━━━━━ Available records ━━━━━

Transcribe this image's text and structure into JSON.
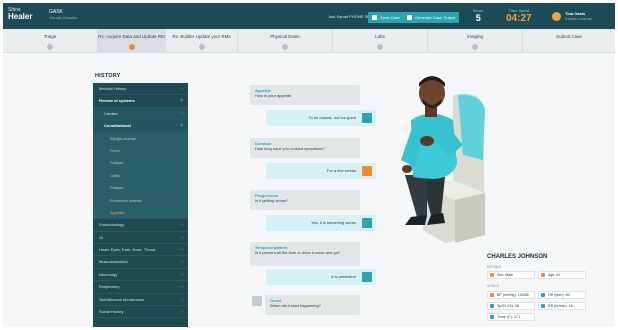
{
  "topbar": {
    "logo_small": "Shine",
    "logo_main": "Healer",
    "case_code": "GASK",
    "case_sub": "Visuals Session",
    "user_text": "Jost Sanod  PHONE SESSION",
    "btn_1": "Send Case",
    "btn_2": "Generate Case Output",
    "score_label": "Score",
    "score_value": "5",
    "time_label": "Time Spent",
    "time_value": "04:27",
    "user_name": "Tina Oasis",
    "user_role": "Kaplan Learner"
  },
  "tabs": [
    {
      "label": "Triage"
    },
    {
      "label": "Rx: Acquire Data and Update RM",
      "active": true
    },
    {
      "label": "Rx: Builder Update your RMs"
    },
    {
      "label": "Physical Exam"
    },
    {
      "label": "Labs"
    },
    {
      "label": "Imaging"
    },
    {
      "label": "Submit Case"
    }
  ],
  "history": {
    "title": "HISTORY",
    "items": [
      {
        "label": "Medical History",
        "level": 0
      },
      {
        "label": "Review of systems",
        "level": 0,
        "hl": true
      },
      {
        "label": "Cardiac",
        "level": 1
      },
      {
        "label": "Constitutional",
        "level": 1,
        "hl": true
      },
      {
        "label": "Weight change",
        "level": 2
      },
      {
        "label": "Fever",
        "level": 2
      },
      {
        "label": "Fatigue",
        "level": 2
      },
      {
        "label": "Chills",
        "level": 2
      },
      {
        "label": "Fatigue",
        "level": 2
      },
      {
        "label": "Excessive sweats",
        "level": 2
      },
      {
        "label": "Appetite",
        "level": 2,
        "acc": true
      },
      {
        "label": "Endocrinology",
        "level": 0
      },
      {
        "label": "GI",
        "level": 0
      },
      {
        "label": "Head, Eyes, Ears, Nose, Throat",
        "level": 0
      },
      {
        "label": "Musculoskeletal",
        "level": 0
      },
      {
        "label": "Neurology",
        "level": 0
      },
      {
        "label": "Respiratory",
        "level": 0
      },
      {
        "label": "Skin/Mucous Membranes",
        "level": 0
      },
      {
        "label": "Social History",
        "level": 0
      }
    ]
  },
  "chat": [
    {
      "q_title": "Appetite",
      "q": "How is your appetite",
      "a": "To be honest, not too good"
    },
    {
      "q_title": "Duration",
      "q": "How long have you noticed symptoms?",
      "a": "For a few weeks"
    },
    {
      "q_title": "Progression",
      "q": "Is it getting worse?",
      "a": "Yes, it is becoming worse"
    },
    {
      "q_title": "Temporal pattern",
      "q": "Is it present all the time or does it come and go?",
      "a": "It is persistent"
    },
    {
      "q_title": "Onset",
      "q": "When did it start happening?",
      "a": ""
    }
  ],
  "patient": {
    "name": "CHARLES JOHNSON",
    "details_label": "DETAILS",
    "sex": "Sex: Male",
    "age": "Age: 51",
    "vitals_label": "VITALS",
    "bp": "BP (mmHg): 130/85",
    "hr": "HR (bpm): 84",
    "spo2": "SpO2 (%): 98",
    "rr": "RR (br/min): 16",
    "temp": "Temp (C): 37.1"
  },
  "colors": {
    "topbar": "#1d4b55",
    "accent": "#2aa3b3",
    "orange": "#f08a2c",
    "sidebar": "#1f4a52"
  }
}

━━━━━

» Challenge: Quote the records in full and exactly; skip any image.

» Solution to the problem:
Transcribe this image's text and structure into JSON.
{
  "topbar": {
    "logo_small": "Shine",
    "logo_main": "Healer",
    "case_code": "GASK",
    "case_sub": "Visuals Session",
    "user_text": "Jost Sanod  PHONE SESSION",
    "btn_1": "Send Case",
    "btn_2": "Generate Case Output",
    "score_label": "Score",
    "score_value": "5",
    "time_label": "Time Spent",
    "time_value": "04:27",
    "user_name": "Tina Oasis",
    "user_role": "Kaplan Learner"
  },
  "tabs": [
    {
      "label": "Triage"
    },
    {
      "label": "Rx: Acquire Data and Update RM",
      "active": true
    },
    {
      "label": "Rx: Builder Update your RMs"
    },
    {
      "label": "Physical Exam"
    },
    {
      "label": "Labs"
    },
    {
      "label": "Imaging"
    },
    {
      "label": "Submit Case"
    }
  ],
  "history": {
    "title": "HISTORY",
    "items": [
      {
        "label": "Medical History",
        "level": 0
      },
      {
        "label": "Review of systems",
        "level": 0,
        "hl": true
      },
      {
        "label": "Cardiac",
        "level": 1
      },
      {
        "label": "Constitutional",
        "level": 1,
        "hl": true
      },
      {
        "label": "Weight change",
        "level": 2
      },
      {
        "label": "Fever",
        "level": 2
      },
      {
        "label": "Fatigue",
        "level": 2
      },
      {
        "label": "Chills",
        "level": 2
      },
      {
        "label": "Fatigue",
        "level": 2
      },
      {
        "label": "Excessive sweats",
        "level": 2
      },
      {
        "label": "Appetite",
        "level": 2,
        "acc": true
      },
      {
        "label": "Endocrinology",
        "level": 0
      },
      {
        "label": "GI",
        "level": 0
      },
      {
        "label": "Head, Eyes, Ears, Nose, Throat",
        "level": 0
      },
      {
        "label": "Musculoskeletal",
        "level": 0
      },
      {
        "label": "Neurology",
        "level": 0
      },
      {
        "label": "Respiratory",
        "level": 0
      },
      {
        "label": "Skin/Mucous Membranes",
        "level": 0
      },
      {
        "label": "Social History",
        "level": 0
      }
    ]
  },
  "chat": [
    {
      "q_title": "Appetite",
      "q": "How is your appetite",
      "a": "To be honest, not too good"
    },
    {
      "q_title": "Duration",
      "q": "How long have you noticed symptoms?",
      "a": "For a few weeks"
    },
    {
      "q_title": "Progression",
      "q": "Is it getting worse?",
      "a": "Yes, it is becoming worse"
    },
    {
      "q_title": "Temporal pattern",
      "q": "Is it present all the time or does it come and go?",
      "a": "It is persistent"
    },
    {
      "q_title": "Onset",
      "q": "When did it start happening?",
      "a": ""
    }
  ],
  "patient": {
    "name": "CHARLES JOHNSON",
    "details_label": "DETAILS",
    "sex": "Sex: Male",
    "age": "Age: 51",
    "vitals_label": "VITALS",
    "bp": "BP (mmHg): 130/85",
    "hr": "HR (bpm): 84",
    "spo2": "SpO2 (%): 98",
    "rr": "RR (br/min): 16",
    "temp": "Temp (C): 37.1"
  },
  "colors": {
    "topbar": "#1d4b55",
    "accent": "#2aa3b3",
    "orange": "#f08a2c",
    "sidebar": "#1f4a52"
  }
}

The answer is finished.